YOUR INSTRUCTIONS |
Extract every record, exactly as written, and ignore the pictures.
[Begin RECORDS]
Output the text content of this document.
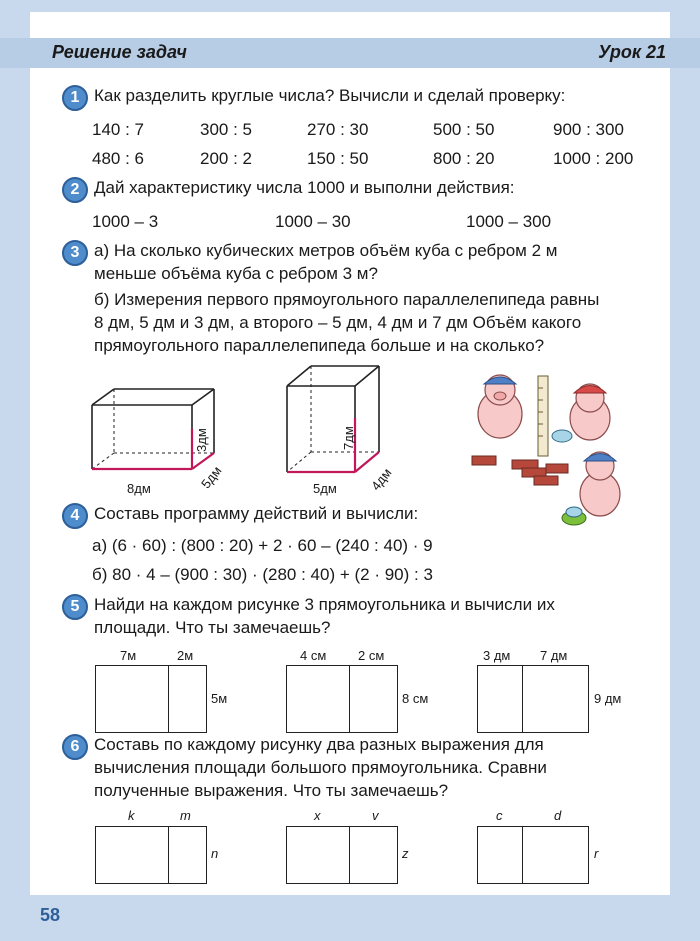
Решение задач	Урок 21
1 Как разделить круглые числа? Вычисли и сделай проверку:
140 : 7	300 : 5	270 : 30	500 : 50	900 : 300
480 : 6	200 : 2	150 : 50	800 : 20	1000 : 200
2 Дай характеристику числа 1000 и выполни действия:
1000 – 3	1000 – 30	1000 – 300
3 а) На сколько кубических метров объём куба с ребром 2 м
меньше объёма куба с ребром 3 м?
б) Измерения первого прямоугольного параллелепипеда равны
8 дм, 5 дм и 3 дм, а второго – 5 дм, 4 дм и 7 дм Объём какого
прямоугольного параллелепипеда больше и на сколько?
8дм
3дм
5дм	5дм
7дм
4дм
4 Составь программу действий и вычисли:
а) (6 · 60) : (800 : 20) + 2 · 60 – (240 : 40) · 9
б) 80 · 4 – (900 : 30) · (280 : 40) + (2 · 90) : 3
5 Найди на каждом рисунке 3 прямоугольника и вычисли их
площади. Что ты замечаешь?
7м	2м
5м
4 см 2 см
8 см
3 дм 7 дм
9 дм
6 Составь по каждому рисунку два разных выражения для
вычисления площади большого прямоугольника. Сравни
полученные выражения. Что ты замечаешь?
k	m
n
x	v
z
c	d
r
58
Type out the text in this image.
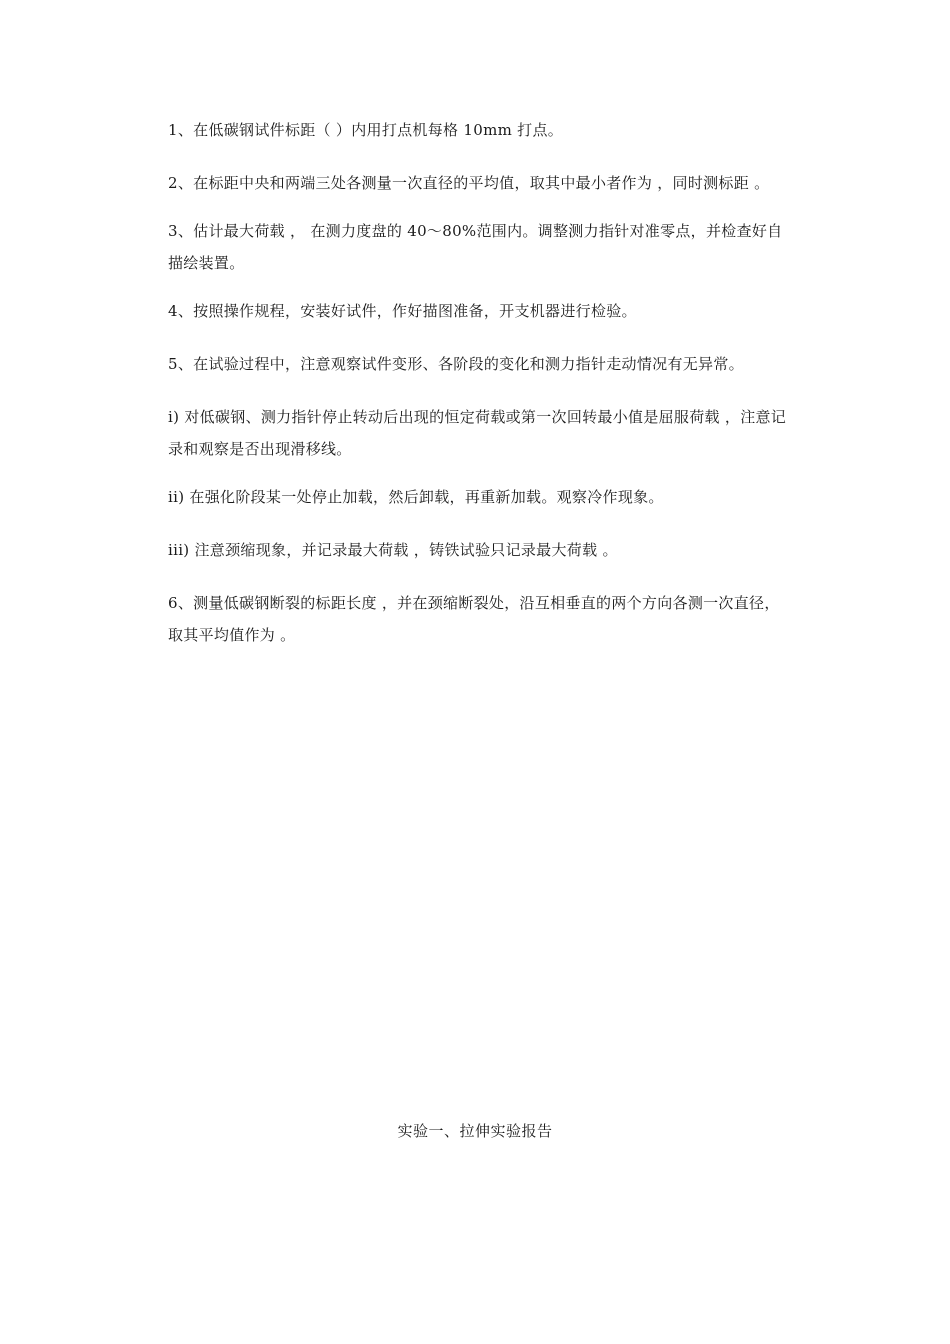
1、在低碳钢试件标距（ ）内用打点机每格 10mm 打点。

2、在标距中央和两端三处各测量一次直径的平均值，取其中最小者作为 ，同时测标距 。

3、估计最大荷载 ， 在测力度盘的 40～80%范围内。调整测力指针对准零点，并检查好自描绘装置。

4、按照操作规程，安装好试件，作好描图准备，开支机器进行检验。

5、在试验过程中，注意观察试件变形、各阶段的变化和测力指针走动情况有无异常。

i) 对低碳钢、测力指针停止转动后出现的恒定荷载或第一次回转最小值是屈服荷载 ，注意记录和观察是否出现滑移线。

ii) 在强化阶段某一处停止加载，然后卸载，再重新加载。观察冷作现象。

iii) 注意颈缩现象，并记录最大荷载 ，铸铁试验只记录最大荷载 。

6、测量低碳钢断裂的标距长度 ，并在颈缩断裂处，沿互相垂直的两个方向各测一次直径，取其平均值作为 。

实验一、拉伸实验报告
[End RECORDS]
OUTPUT OF THE TASK |
Output the text content of this document.
Решение задач	Урок 21
1 Как разделить круглые числа? Вычисли и сделай проверку:
140 : 7	300 : 5	270 : 30	500 : 50	900 : 300
480 : 6	200 : 2	150 : 50	800 : 20	1000 : 200
2 Дай характеристику числа 1000 и выполни действия:
1000 – 3	1000 – 30	1000 – 300
3 а) На сколько кубических метров объём куба с ребром 2 м
меньше объёма куба с ребром 3 м?
б) Измерения первого прямоугольного параллелепипеда равны
8 дм, 5 дм и 3 дм, а второго – 5 дм, 4 дм и 7 дм Объём какого
прямоугольного параллелепипеда больше и на сколько?
8дм
3дм
5дм	5дм
7дм
4дм
4 Составь программу действий и вычисли:
а) (6 · 60) : (800 : 20) + 2 · 60 – (240 : 40) · 9
б) 80 · 4 – (900 : 30) · (280 : 40) + (2 · 90) : 3
5 Найди на каждом рисунке 3 прямоугольника и вычисли их
площади. Что ты замечаешь?
7м	2м
5м
4 см 2 см
8 см
3 дм 7 дм
9 дм
6 Составь по каждому рисунку два разных выражения для
вычисления площади большого прямоугольника. Сравни
полученные выражения. Что ты замечаешь?
k	m
n
x	v
z
c	d
r
58
Type out the text in this image.
1、在低碳钢试件标距（ ）内用打点机每格 10mm 打点。

2、在标距中央和两端三处各测量一次直径的平均值，取其中最小者作为 ，同时测标距 。

3、估计最大荷载 ， 在测力度盘的 40～80%范围内。调整测力指针对准零点，并检查好自描绘装置。

4、按照操作规程，安装好试件，作好描图准备，开支机器进行检验。

5、在试验过程中，注意观察试件变形、各阶段的变化和测力指针走动情况有无异常。

i) 对低碳钢、测力指针停止转动后出现的恒定荷载或第一次回转最小值是屈服荷载 ，注意记录和观察是否出现滑移线。

ii) 在强化阶段某一处停止加载，然后卸载，再重新加载。观察冷作现象。

iii) 注意颈缩现象，并记录最大荷载 ，铸铁试验只记录最大荷载 。

6、测量低碳钢断裂的标距长度 ，并在颈缩断裂处，沿互相垂直的两个方向各测一次直径，取其平均值作为 。

实验一、拉伸实验报告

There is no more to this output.